WRITTEN REQUEST: Look through the data below. Show each line where the string "JSON" occurs.

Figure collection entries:
=====
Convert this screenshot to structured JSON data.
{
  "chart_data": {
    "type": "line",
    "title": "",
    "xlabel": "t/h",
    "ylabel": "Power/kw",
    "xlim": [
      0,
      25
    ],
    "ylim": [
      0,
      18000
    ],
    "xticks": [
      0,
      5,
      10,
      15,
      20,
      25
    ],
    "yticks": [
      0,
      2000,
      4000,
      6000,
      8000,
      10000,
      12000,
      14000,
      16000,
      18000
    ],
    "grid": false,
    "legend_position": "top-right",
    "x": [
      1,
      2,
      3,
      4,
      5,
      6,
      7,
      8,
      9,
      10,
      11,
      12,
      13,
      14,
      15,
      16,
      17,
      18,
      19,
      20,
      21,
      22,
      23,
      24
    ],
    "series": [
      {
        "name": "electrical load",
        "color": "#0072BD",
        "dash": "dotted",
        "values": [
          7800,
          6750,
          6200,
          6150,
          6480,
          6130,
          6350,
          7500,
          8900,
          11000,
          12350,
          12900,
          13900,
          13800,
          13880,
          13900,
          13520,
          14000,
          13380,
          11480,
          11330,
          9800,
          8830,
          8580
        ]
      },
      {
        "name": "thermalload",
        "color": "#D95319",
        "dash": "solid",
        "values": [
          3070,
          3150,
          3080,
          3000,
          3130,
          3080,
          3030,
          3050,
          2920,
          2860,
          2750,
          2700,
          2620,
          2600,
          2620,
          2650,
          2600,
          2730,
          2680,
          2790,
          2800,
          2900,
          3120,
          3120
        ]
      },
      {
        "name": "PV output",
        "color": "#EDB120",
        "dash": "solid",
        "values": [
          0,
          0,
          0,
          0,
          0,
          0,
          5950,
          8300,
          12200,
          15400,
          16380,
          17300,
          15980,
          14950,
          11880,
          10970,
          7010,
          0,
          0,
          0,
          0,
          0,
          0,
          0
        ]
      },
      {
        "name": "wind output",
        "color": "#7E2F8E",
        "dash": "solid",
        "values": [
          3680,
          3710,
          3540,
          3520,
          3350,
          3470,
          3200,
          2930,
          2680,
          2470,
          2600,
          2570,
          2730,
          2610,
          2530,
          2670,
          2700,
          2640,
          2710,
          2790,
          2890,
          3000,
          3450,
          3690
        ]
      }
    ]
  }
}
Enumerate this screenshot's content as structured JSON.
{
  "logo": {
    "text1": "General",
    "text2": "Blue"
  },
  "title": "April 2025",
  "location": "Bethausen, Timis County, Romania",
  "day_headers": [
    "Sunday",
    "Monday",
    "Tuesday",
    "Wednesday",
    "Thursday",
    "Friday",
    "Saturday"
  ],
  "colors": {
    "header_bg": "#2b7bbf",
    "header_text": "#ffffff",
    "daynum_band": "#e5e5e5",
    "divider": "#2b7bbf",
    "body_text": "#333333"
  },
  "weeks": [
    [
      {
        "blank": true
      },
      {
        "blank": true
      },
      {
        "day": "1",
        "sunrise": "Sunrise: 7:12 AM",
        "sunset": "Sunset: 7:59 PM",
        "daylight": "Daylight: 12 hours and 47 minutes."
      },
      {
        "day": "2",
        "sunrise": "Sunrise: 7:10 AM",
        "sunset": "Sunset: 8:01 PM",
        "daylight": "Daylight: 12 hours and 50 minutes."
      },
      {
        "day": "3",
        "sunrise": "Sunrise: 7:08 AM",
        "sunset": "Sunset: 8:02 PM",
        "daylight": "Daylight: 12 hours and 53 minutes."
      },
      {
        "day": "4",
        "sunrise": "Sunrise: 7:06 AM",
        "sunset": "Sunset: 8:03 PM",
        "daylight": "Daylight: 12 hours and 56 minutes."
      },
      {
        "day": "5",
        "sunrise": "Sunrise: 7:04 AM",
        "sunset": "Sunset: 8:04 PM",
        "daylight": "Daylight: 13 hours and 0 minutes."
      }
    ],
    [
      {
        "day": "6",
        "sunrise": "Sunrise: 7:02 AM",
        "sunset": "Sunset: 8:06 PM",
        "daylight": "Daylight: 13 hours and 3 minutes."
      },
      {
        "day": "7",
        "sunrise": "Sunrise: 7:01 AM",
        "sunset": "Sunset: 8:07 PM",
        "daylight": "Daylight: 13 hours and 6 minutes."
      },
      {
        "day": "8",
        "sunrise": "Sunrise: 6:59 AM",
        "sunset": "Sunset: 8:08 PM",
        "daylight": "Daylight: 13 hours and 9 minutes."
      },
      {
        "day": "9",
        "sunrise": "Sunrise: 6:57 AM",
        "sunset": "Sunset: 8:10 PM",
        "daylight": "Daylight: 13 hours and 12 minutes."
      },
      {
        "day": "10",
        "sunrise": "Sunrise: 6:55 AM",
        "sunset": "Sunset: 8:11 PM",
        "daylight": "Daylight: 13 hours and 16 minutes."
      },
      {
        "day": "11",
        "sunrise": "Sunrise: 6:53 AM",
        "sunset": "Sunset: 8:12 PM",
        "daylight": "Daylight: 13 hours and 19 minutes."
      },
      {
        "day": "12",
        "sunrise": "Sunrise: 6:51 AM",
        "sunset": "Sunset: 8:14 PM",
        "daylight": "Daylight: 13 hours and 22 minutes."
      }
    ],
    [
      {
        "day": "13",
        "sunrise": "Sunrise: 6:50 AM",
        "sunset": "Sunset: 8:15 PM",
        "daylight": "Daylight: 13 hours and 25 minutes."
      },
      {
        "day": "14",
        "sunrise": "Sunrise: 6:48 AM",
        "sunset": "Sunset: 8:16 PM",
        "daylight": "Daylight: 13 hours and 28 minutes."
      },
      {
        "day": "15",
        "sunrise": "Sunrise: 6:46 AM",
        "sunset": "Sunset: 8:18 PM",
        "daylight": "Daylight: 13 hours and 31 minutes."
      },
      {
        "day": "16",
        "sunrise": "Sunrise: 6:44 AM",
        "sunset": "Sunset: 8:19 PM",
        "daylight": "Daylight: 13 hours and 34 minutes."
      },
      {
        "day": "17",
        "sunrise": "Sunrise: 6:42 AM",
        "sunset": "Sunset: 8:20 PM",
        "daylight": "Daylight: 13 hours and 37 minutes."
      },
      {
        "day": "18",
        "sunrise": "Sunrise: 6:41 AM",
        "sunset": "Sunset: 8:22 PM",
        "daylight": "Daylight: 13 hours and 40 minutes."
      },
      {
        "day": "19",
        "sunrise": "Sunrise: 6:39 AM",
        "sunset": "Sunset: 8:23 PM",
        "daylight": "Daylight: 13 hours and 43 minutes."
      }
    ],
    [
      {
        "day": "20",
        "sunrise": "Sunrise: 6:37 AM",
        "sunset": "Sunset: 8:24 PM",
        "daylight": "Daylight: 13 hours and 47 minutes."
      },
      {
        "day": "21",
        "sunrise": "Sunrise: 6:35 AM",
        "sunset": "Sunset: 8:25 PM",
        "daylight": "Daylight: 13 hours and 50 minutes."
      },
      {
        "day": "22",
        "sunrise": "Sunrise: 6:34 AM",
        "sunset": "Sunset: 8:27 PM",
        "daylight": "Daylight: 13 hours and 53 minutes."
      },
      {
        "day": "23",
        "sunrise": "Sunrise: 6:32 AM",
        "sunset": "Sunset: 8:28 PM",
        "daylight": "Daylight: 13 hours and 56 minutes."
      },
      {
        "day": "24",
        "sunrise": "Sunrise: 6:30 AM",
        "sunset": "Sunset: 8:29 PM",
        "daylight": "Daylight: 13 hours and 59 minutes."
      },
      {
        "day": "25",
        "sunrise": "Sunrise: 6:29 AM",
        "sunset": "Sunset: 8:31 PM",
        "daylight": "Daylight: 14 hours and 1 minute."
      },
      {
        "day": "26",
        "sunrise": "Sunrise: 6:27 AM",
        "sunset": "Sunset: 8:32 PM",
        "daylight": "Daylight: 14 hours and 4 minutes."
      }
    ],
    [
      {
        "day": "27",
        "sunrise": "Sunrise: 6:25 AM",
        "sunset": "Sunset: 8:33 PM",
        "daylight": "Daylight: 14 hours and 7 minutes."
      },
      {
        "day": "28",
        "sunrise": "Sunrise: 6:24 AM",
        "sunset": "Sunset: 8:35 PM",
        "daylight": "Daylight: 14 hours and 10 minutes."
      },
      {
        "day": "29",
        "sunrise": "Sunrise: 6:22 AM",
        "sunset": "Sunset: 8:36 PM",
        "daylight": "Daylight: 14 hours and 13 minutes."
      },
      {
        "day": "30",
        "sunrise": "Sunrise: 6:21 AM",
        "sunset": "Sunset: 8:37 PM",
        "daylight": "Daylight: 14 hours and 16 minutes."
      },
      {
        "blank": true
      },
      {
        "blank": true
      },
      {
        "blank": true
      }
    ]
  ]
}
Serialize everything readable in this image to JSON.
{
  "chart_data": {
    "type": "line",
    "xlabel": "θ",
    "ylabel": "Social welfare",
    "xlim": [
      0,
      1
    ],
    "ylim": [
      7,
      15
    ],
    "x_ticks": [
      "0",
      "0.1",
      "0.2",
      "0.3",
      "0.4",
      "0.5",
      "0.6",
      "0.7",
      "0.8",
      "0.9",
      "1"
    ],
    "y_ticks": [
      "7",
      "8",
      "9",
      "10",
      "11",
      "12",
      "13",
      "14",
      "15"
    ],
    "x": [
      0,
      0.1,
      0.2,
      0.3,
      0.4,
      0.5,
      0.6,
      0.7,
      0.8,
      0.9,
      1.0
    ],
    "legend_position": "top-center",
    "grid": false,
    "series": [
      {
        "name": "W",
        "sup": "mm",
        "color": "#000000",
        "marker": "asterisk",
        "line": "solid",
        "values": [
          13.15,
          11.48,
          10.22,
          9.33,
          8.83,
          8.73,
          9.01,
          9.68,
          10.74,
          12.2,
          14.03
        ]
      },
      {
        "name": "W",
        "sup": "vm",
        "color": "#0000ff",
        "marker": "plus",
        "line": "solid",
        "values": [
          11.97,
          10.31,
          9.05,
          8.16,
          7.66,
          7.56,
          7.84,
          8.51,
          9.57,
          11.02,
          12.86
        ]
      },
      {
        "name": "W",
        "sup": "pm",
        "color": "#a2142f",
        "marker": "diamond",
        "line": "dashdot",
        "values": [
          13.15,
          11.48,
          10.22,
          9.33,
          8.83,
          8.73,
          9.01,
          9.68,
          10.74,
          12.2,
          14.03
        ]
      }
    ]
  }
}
=====
THE COMPLETED TASK:
Convert this screenshot to structured JSON data.
Enumerate this screenshot's content as structured JSON.
Serialize everything readable in this image to JSON.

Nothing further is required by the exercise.